-- Directions for this task --
Work through the entries below and report how many lines include "Scenario". The number alone is the answer.

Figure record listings
+ + + +
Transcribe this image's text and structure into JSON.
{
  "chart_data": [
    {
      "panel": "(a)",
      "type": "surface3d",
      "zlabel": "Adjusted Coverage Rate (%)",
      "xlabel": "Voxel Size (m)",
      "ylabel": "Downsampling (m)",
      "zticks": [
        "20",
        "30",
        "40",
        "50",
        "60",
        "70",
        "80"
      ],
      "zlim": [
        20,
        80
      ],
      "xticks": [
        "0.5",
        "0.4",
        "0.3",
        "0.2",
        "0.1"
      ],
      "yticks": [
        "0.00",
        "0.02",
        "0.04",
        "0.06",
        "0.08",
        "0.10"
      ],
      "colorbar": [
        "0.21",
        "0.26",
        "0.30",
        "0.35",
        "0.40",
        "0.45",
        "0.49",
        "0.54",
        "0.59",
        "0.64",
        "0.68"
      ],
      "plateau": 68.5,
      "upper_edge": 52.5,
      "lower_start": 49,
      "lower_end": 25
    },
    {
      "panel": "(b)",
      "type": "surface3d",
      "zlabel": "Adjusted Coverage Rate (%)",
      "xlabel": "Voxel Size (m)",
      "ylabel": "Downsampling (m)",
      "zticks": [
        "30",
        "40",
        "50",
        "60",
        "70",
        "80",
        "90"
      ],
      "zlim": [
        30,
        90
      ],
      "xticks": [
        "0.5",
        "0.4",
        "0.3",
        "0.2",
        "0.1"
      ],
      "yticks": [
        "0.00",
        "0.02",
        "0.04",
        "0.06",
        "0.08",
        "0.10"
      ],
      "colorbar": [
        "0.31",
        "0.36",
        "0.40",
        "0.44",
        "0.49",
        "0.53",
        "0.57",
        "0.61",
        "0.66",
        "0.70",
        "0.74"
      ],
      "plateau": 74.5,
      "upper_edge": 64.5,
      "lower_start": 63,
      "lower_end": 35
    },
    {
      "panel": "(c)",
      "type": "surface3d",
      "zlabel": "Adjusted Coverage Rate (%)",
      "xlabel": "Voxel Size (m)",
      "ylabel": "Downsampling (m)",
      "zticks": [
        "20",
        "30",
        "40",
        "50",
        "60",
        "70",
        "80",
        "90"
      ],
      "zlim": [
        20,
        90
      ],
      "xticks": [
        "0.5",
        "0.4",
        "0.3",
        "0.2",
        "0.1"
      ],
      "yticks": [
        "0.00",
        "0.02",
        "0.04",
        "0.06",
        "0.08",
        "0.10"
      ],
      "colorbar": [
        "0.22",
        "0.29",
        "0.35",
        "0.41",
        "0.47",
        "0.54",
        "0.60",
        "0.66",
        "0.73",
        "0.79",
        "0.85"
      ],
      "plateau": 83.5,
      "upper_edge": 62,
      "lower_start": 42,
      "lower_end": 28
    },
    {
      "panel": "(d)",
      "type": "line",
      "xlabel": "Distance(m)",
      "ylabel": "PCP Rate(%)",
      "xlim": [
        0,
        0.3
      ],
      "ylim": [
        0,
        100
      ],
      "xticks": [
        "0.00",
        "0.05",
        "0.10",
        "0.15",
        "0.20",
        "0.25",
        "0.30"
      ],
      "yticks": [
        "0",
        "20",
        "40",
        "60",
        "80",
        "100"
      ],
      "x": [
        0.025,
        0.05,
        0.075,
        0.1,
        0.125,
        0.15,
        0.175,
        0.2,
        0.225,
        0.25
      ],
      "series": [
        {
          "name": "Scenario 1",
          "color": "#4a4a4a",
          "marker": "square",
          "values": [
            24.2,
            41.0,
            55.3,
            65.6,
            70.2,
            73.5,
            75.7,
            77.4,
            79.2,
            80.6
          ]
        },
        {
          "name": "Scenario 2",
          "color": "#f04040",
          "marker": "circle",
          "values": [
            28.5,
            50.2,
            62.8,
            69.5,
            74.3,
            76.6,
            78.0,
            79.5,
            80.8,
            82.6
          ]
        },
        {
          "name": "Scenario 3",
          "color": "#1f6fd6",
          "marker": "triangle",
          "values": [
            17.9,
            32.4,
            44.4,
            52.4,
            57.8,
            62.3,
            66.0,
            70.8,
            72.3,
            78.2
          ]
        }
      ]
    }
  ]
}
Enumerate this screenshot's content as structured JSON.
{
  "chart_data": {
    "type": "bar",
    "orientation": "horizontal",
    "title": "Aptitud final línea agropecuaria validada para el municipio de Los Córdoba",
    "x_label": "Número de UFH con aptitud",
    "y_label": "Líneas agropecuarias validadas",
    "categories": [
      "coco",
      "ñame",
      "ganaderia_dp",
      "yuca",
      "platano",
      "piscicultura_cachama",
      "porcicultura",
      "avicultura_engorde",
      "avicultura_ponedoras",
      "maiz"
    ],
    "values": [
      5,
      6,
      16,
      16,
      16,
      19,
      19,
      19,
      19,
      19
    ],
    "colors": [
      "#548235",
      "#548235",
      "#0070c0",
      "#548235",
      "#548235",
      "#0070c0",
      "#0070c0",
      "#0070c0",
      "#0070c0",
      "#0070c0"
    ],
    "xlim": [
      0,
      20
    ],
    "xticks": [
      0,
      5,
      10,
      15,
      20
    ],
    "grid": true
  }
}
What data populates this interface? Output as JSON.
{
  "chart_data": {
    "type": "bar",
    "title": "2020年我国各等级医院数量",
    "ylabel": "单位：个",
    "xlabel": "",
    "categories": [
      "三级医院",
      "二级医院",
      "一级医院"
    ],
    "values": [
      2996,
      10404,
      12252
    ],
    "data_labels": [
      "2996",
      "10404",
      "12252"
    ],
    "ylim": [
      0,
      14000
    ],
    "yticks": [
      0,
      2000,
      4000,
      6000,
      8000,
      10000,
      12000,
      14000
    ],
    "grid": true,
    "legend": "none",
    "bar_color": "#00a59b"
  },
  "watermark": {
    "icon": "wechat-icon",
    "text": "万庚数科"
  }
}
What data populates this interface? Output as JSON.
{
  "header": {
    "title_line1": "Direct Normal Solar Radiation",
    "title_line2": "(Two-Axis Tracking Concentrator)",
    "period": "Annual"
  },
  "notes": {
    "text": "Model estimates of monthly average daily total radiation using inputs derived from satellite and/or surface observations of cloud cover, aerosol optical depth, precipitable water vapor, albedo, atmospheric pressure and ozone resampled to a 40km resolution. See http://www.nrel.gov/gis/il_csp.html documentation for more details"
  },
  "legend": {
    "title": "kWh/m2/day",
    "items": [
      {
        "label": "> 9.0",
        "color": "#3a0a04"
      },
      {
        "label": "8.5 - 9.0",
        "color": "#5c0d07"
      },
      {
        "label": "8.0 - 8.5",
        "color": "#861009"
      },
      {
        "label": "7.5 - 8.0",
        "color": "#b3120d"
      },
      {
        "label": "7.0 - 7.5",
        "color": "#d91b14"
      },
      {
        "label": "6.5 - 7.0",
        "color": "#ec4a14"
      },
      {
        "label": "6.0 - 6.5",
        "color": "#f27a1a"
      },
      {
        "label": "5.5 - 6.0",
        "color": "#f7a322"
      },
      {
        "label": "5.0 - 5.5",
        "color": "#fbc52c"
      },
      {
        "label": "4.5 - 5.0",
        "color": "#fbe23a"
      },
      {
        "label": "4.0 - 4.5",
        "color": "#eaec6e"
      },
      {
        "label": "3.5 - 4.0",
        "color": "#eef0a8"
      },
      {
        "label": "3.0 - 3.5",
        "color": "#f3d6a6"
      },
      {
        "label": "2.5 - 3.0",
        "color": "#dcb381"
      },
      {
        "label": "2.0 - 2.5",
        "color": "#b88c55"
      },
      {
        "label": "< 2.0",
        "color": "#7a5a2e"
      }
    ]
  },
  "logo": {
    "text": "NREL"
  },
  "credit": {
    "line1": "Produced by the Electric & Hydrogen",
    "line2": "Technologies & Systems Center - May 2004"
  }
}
+ + + +
-- Solution to the exercise --
3